Task directions>
Repeat the records below exactly as they appear.

(A block of data)
## START
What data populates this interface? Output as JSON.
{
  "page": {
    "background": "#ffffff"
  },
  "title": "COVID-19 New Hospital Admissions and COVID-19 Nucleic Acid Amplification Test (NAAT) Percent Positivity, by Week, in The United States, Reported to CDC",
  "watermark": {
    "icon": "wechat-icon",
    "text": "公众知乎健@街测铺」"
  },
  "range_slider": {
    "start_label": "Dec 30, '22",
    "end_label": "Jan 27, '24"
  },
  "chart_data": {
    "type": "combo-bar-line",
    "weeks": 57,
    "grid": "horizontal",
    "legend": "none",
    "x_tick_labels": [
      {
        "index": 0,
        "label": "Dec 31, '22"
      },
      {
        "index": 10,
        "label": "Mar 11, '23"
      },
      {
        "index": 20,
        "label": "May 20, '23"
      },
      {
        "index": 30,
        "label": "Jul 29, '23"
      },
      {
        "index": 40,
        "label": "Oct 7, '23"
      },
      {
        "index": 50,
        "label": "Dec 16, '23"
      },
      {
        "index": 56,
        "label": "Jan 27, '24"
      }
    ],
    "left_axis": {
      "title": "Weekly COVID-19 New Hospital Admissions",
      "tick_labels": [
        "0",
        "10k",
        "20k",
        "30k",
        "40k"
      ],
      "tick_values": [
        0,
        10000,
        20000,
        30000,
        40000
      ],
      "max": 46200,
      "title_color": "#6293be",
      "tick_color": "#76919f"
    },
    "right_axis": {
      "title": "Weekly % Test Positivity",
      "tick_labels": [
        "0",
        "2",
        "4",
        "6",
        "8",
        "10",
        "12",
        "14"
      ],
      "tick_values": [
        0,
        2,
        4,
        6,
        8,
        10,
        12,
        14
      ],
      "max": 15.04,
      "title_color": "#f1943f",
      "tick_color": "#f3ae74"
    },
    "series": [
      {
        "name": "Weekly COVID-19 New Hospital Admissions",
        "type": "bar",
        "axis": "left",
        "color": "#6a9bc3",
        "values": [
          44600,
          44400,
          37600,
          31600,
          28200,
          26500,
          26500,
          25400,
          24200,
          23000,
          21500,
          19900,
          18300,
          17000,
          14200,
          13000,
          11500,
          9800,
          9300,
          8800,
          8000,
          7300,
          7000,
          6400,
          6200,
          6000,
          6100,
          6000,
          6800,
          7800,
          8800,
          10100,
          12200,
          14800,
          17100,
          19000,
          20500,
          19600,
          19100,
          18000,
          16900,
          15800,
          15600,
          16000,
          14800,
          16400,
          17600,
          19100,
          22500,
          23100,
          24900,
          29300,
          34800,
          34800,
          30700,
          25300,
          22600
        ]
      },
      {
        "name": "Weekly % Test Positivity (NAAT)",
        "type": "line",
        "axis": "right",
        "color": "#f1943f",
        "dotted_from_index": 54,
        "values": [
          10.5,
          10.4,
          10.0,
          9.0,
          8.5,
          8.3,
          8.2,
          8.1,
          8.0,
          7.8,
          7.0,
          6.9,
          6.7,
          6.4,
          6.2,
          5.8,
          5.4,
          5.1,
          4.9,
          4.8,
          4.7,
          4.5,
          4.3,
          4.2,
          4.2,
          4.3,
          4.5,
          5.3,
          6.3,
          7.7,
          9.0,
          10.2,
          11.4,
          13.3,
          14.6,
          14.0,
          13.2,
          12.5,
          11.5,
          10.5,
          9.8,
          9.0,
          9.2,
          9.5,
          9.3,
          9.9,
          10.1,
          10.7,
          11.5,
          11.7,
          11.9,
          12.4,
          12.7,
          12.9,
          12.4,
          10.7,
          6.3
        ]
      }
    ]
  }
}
## END
Result for this task>
What data populates this interface? Output as JSON.
{
  "page": {
    "background": "#ffffff"
  },
  "title": "COVID-19 New Hospital Admissions and COVID-19 Nucleic Acid Amplification Test (NAAT) Percent Positivity, by Week, in The United States, Reported to CDC",
  "watermark": {
    "icon": "wechat-icon",
    "text": "公众知乎健@街测铺」"
  },
  "range_slider": {
    "start_label": "Dec 30, '22",
    "end_label": "Jan 27, '24"
  },
  "chart_data": {
    "type": "combo-bar-line",
    "weeks": 57,
    "grid": "horizontal",
    "legend": "none",
    "x_tick_labels": [
      {
        "index": 0,
        "label": "Dec 31, '22"
      },
      {
        "index": 10,
        "label": "Mar 11, '23"
      },
      {
        "index": 20,
        "label": "May 20, '23"
      },
      {
        "index": 30,
        "label": "Jul 29, '23"
      },
      {
        "index": 40,
        "label": "Oct 7, '23"
      },
      {
        "index": 50,
        "label": "Dec 16, '23"
      },
      {
        "index": 56,
        "label": "Jan 27, '24"
      }
    ],
    "left_axis": {
      "title": "Weekly COVID-19 New Hospital Admissions",
      "tick_labels": [
        "0",
        "10k",
        "20k",
        "30k",
        "40k"
      ],
      "tick_values": [
        0,
        10000,
        20000,
        30000,
        40000
      ],
      "max": 46200,
      "title_color": "#6293be",
      "tick_color": "#76919f"
    },
    "right_axis": {
      "title": "Weekly % Test Positivity",
      "tick_labels": [
        "0",
        "2",
        "4",
        "6",
        "8",
        "10",
        "12",
        "14"
      ],
      "tick_values": [
        0,
        2,
        4,
        6,
        8,
        10,
        12,
        14
      ],
      "max": 15.04,
      "title_color": "#f1943f",
      "tick_color": "#f3ae74"
    },
    "series": [
      {
        "name": "Weekly COVID-19 New Hospital Admissions",
        "type": "bar",
        "axis": "left",
        "color": "#6a9bc3",
        "values": [
          44600,
          44400,
          37600,
          31600,
          28200,
          26500,
          26500,
          25400,
          24200,
          23000,
          21500,
          19900,
          18300,
          17000,
          14200,
          13000,
          11500,
          9800,
          9300,
          8800,
          8000,
          7300,
          7000,
          6400,
          6200,
          6000,
          6100,
          6000,
          6800,
          7800,
          8800,
          10100,
          12200,
          14800,
          17100,
          19000,
          20500,
          19600,
          19100,
          18000,
          16900,
          15800,
          15600,
          16000,
          14800,
          16400,
          17600,
          19100,
          22500,
          23100,
          24900,
          29300,
          34800,
          34800,
          30700,
          25300,
          22600
        ]
      },
      {
        "name": "Weekly % Test Positivity (NAAT)",
        "type": "line",
        "axis": "right",
        "color": "#f1943f",
        "dotted_from_index": 54,
        "values": [
          10.5,
          10.4,
          10.0,
          9.0,
          8.5,
          8.3,
          8.2,
          8.1,
          8.0,
          7.8,
          7.0,
          6.9,
          6.7,
          6.4,
          6.2,
          5.8,
          5.4,
          5.1,
          4.9,
          4.8,
          4.7,
          4.5,
          4.3,
          4.2,
          4.2,
          4.3,
          4.5,
          5.3,
          6.3,
          7.7,
          9.0,
          10.2,
          11.4,
          13.3,
          14.6,
          14.0,
          13.2,
          12.5,
          11.5,
          10.5,
          9.8,
          9.0,
          9.2,
          9.5,
          9.3,
          9.9,
          10.1,
          10.7,
          11.5,
          11.7,
          11.9,
          12.4,
          12.7,
          12.9,
          12.4,
          10.7,
          6.3
        ]
      }
    ]
  }
}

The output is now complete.